> Task to complete: Repeat the records below exactly as they appear.

> Dataset entries:
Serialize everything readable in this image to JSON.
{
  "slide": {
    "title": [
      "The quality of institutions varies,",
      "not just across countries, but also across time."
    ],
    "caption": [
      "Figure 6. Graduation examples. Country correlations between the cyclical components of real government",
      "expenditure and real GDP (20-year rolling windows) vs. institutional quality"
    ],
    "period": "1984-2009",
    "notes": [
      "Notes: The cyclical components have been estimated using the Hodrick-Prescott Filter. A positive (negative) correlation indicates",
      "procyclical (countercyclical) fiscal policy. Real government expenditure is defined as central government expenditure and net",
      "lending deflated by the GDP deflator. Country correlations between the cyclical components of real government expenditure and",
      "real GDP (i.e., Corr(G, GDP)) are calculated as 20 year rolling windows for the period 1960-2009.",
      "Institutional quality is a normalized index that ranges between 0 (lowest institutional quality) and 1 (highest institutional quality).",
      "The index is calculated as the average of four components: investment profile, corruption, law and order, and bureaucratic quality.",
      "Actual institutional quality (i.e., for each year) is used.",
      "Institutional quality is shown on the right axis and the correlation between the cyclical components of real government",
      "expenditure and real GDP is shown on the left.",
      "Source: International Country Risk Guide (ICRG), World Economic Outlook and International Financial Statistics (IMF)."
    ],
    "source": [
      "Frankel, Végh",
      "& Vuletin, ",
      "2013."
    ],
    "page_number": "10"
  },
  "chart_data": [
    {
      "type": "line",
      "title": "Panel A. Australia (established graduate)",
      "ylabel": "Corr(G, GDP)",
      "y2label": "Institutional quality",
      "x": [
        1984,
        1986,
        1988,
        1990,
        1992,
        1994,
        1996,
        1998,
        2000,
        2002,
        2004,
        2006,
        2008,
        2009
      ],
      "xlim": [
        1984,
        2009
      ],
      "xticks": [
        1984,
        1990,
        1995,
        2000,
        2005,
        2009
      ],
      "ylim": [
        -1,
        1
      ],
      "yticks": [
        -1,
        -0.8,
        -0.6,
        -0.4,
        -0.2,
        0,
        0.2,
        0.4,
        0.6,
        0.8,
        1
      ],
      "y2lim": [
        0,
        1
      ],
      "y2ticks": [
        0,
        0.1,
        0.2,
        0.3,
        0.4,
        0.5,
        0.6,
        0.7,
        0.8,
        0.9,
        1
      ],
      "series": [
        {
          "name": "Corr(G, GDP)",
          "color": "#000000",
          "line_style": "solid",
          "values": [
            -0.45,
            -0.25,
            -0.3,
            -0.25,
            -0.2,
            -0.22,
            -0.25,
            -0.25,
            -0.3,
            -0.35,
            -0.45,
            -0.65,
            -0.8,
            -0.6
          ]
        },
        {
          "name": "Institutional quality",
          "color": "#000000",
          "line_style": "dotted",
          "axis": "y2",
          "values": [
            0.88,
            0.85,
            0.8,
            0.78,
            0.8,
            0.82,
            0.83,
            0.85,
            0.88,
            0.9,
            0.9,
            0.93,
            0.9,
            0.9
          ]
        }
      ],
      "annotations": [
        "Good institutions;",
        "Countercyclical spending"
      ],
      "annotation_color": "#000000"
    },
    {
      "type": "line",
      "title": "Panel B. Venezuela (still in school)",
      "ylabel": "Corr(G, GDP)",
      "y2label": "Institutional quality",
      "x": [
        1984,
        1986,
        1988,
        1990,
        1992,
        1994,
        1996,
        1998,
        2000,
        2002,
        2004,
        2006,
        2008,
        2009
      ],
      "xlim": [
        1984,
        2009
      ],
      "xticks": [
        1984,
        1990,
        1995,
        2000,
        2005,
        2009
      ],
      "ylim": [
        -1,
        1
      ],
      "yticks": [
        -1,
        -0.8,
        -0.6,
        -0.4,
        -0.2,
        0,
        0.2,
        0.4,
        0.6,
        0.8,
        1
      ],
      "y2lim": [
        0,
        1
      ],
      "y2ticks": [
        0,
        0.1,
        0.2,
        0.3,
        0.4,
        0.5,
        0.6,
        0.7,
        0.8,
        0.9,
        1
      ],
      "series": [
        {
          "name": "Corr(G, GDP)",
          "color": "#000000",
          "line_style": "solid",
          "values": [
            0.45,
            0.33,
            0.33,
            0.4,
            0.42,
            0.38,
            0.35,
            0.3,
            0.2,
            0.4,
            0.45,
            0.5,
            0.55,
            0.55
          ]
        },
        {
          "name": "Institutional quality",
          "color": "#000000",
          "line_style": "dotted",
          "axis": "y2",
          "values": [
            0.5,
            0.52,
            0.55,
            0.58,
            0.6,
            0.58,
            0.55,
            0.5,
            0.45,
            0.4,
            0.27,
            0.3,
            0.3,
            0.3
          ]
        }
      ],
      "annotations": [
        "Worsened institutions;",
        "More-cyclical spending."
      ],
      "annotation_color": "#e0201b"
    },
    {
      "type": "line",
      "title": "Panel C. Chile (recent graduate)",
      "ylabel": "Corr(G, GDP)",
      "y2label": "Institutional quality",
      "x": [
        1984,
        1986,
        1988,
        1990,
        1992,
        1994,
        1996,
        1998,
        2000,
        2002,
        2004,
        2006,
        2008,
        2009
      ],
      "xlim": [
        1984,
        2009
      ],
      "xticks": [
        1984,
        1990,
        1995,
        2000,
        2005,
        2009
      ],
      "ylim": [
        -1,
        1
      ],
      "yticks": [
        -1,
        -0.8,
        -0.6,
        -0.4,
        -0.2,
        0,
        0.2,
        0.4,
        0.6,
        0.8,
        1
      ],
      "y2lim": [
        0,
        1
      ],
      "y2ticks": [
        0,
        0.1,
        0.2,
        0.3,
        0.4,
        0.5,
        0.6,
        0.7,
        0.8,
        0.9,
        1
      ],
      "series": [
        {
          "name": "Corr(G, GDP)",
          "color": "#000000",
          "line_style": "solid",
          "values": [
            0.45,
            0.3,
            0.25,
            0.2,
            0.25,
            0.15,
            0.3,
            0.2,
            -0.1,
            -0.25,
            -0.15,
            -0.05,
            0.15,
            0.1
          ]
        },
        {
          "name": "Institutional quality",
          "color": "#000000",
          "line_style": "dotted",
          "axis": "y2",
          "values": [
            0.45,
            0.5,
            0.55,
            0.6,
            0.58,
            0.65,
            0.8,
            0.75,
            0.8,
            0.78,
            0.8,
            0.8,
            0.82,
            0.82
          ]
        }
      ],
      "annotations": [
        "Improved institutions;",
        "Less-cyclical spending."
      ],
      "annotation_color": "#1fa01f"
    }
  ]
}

> Output:
Serialize everything readable in this image to JSON.
{
  "slide": {
    "title": [
      "The quality of institutions varies,",
      "not just across countries, but also across time."
    ],
    "caption": [
      "Figure 6. Graduation examples. Country correlations between the cyclical components of real government",
      "expenditure and real GDP (20-year rolling windows) vs. institutional quality"
    ],
    "period": "1984-2009",
    "notes": [
      "Notes: The cyclical components have been estimated using the Hodrick-Prescott Filter. A positive (negative) correlation indicates",
      "procyclical (countercyclical) fiscal policy. Real government expenditure is defined as central government expenditure and net",
      "lending deflated by the GDP deflator. Country correlations between the cyclical components of real government expenditure and",
      "real GDP (i.e., Corr(G, GDP)) are calculated as 20 year rolling windows for the period 1960-2009.",
      "Institutional quality is a normalized index that ranges between 0 (lowest institutional quality) and 1 (highest institutional quality).",
      "The index is calculated as the average of four components: investment profile, corruption, law and order, and bureaucratic quality.",
      "Actual institutional quality (i.e., for each year) is used.",
      "Institutional quality is shown on the right axis and the correlation between the cyclical components of real government",
      "expenditure and real GDP is shown on the left.",
      "Source: International Country Risk Guide (ICRG), World Economic Outlook and International Financial Statistics (IMF)."
    ],
    "source": [
      "Frankel, Végh",
      "& Vuletin, ",
      "2013."
    ],
    "page_number": "10"
  },
  "chart_data": [
    {
      "type": "line",
      "title": "Panel A. Australia (established graduate)",
      "ylabel": "Corr(G, GDP)",
      "y2label": "Institutional quality",
      "x": [
        1984,
        1986,
        1988,
        1990,
        1992,
        1994,
        1996,
        1998,
        2000,
        2002,
        2004,
        2006,
        2008,
        2009
      ],
      "xlim": [
        1984,
        2009
      ],
      "xticks": [
        1984,
        1990,
        1995,
        2000,
        2005,
        2009
      ],
      "ylim": [
        -1,
        1
      ],
      "yticks": [
        -1,
        -0.8,
        -0.6,
        -0.4,
        -0.2,
        0,
        0.2,
        0.4,
        0.6,
        0.8,
        1
      ],
      "y2lim": [
        0,
        1
      ],
      "y2ticks": [
        0,
        0.1,
        0.2,
        0.3,
        0.4,
        0.5,
        0.6,
        0.7,
        0.8,
        0.9,
        1
      ],
      "series": [
        {
          "name": "Corr(G, GDP)",
          "color": "#000000",
          "line_style": "solid",
          "values": [
            -0.45,
            -0.25,
            -0.3,
            -0.25,
            -0.2,
            -0.22,
            -0.25,
            -0.25,
            -0.3,
            -0.35,
            -0.45,
            -0.65,
            -0.8,
            -0.6
          ]
        },
        {
          "name": "Institutional quality",
          "color": "#000000",
          "line_style": "dotted",
          "axis": "y2",
          "values": [
            0.88,
            0.85,
            0.8,
            0.78,
            0.8,
            0.82,
            0.83,
            0.85,
            0.88,
            0.9,
            0.9,
            0.93,
            0.9,
            0.9
          ]
        }
      ],
      "annotations": [
        "Good institutions;",
        "Countercyclical spending"
      ],
      "annotation_color": "#000000"
    },
    {
      "type": "line",
      "title": "Panel B. Venezuela (still in school)",
      "ylabel": "Corr(G, GDP)",
      "y2label": "Institutional quality",
      "x": [
        1984,
        1986,
        1988,
        1990,
        1992,
        1994,
        1996,
        1998,
        2000,
        2002,
        2004,
        2006,
        2008,
        2009
      ],
      "xlim": [
        1984,
        2009
      ],
      "xticks": [
        1984,
        1990,
        1995,
        2000,
        2005,
        2009
      ],
      "ylim": [
        -1,
        1
      ],
      "yticks": [
        -1,
        -0.8,
        -0.6,
        -0.4,
        -0.2,
        0,
        0.2,
        0.4,
        0.6,
        0.8,
        1
      ],
      "y2lim": [
        0,
        1
      ],
      "y2ticks": [
        0,
        0.1,
        0.2,
        0.3,
        0.4,
        0.5,
        0.6,
        0.7,
        0.8,
        0.9,
        1
      ],
      "series": [
        {
          "name": "Corr(G, GDP)",
          "color": "#000000",
          "line_style": "solid",
          "values": [
            0.45,
            0.33,
            0.33,
            0.4,
            0.42,
            0.38,
            0.35,
            0.3,
            0.2,
            0.4,
            0.45,
            0.5,
            0.55,
            0.55
          ]
        },
        {
          "name": "Institutional quality",
          "color": "#000000",
          "line_style": "dotted",
          "axis": "y2",
          "values": [
            0.5,
            0.52,
            0.55,
            0.58,
            0.6,
            0.58,
            0.55,
            0.5,
            0.45,
            0.4,
            0.27,
            0.3,
            0.3,
            0.3
          ]
        }
      ],
      "annotations": [
        "Worsened institutions;",
        "More-cyclical spending."
      ],
      "annotation_color": "#e0201b"
    },
    {
      "type": "line",
      "title": "Panel C. Chile (recent graduate)",
      "ylabel": "Corr(G, GDP)",
      "y2label": "Institutional quality",
      "x": [
        1984,
        1986,
        1988,
        1990,
        1992,
        1994,
        1996,
        1998,
        2000,
        2002,
        2004,
        2006,
        2008,
        2009
      ],
      "xlim": [
        1984,
        2009
      ],
      "xticks": [
        1984,
        1990,
        1995,
        2000,
        2005,
        2009
      ],
      "ylim": [
        -1,
        1
      ],
      "yticks": [
        -1,
        -0.8,
        -0.6,
        -0.4,
        -0.2,
        0,
        0.2,
        0.4,
        0.6,
        0.8,
        1
      ],
      "y2lim": [
        0,
        1
      ],
      "y2ticks": [
        0,
        0.1,
        0.2,
        0.3,
        0.4,
        0.5,
        0.6,
        0.7,
        0.8,
        0.9,
        1
      ],
      "series": [
        {
          "name": "Corr(G, GDP)",
          "color": "#000000",
          "line_style": "solid",
          "values": [
            0.45,
            0.3,
            0.25,
            0.2,
            0.25,
            0.15,
            0.3,
            0.2,
            -0.1,
            -0.25,
            -0.15,
            -0.05,
            0.15,
            0.1
          ]
        },
        {
          "name": "Institutional quality",
          "color": "#000000",
          "line_style": "dotted",
          "axis": "y2",
          "values": [
            0.45,
            0.5,
            0.55,
            0.6,
            0.58,
            0.65,
            0.8,
            0.75,
            0.8,
            0.78,
            0.8,
            0.8,
            0.82,
            0.82
          ]
        }
      ],
      "annotations": [
        "Improved institutions;",
        "Less-cyclical spending."
      ],
      "annotation_color": "#1fa01f"
    }
  ]
}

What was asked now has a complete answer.